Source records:
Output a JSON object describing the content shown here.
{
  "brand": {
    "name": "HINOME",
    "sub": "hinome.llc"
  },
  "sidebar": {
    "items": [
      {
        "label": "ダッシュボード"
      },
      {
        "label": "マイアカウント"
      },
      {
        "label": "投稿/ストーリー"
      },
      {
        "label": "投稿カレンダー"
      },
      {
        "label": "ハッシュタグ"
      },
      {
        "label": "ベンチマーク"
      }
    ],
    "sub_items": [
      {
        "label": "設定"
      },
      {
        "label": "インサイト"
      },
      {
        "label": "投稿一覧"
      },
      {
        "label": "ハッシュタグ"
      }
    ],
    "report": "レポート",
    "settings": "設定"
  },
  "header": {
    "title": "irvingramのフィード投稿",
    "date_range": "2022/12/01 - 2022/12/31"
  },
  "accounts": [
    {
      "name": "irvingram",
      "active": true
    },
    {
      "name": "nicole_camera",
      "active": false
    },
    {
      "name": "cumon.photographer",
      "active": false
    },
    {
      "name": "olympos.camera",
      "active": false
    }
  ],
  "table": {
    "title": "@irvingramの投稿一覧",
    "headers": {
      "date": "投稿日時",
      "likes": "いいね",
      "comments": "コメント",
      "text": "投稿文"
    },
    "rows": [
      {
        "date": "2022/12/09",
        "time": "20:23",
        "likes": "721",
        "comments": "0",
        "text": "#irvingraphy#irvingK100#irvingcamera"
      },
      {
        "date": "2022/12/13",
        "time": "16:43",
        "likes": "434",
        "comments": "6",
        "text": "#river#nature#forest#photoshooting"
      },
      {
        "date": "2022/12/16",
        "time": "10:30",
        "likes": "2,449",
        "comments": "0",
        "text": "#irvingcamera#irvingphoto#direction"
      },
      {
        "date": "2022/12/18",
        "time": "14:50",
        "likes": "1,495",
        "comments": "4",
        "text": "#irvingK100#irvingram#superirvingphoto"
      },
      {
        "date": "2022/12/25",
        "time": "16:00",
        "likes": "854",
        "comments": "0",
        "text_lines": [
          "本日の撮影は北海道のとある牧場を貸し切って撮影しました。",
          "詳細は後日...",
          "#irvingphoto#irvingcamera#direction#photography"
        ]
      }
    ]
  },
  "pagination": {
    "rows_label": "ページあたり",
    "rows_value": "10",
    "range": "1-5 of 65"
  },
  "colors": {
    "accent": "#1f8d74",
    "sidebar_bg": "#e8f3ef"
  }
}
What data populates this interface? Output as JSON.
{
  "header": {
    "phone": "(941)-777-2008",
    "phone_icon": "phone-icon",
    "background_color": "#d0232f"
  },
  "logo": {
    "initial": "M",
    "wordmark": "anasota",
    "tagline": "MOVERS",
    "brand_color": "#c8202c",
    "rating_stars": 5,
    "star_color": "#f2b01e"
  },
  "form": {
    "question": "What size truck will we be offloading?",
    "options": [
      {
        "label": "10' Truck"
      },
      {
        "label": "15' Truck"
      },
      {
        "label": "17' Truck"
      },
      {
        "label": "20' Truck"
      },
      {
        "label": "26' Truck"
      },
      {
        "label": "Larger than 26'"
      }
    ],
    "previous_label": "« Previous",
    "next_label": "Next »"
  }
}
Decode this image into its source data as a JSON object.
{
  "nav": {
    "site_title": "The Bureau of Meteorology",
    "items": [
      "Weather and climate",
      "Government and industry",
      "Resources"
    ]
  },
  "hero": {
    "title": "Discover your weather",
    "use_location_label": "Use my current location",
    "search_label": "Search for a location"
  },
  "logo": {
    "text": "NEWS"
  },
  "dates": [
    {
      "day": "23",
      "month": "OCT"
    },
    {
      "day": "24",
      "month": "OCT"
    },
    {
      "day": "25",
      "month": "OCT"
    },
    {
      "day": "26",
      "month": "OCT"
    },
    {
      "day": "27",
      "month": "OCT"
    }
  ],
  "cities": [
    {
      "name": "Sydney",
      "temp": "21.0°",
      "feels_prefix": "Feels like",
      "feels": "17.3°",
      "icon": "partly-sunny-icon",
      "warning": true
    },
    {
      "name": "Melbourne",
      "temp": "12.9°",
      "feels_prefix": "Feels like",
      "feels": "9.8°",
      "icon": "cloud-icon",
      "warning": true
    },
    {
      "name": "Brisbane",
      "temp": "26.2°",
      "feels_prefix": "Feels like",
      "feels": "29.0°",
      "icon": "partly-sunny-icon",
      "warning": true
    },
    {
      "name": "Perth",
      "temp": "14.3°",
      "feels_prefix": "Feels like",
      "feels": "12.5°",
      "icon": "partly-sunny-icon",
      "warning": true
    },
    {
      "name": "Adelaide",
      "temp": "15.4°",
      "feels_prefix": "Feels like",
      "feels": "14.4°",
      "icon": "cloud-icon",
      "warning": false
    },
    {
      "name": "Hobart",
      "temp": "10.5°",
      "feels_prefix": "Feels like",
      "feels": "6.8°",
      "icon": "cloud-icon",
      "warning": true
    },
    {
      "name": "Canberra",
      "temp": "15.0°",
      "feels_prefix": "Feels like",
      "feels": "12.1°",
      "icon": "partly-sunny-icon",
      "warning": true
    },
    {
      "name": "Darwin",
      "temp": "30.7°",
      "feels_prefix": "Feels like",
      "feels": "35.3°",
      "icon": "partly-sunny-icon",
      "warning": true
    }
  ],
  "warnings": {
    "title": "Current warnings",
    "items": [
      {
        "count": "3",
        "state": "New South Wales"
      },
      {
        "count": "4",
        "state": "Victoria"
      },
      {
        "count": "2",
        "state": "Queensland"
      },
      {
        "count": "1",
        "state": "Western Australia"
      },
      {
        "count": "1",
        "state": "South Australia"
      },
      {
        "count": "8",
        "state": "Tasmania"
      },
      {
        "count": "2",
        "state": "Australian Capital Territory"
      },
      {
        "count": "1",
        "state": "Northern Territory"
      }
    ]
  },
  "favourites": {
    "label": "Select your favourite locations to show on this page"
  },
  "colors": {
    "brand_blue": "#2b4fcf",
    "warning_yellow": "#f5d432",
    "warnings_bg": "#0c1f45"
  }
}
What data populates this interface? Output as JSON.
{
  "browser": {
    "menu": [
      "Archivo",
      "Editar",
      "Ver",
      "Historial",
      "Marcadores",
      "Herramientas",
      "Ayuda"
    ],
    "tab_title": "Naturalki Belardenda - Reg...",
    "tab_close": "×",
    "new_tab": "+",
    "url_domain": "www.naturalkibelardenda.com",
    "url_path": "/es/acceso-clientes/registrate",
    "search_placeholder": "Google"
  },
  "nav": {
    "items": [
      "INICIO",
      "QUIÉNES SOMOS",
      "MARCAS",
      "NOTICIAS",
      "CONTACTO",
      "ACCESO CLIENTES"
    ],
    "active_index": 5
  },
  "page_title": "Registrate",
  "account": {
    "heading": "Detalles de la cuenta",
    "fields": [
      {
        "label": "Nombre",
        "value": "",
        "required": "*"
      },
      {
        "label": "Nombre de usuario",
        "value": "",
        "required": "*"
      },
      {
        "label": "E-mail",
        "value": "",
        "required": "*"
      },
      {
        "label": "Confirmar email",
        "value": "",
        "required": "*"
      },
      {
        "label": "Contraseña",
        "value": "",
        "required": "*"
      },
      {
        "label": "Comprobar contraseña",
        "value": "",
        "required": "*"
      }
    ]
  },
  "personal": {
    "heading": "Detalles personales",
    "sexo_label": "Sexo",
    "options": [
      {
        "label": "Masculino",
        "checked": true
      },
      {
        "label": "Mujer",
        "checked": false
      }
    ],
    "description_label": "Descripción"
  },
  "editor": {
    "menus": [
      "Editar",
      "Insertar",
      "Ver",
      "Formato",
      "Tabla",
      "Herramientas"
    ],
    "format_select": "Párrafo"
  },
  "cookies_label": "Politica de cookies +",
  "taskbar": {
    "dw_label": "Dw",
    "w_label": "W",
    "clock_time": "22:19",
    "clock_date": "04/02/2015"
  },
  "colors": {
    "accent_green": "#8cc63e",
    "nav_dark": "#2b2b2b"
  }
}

=== Brief ===
Look through the material and copy each line that has "temp".

=== Full response ===
      "temp": "21.0°",
      "temp": "12.9°",
      "temp": "26.2°",
      "temp": "14.3°",
      "temp": "15.4°",
      "temp": "10.5°",
      "temp": "15.0°",
      "temp": "30.7°",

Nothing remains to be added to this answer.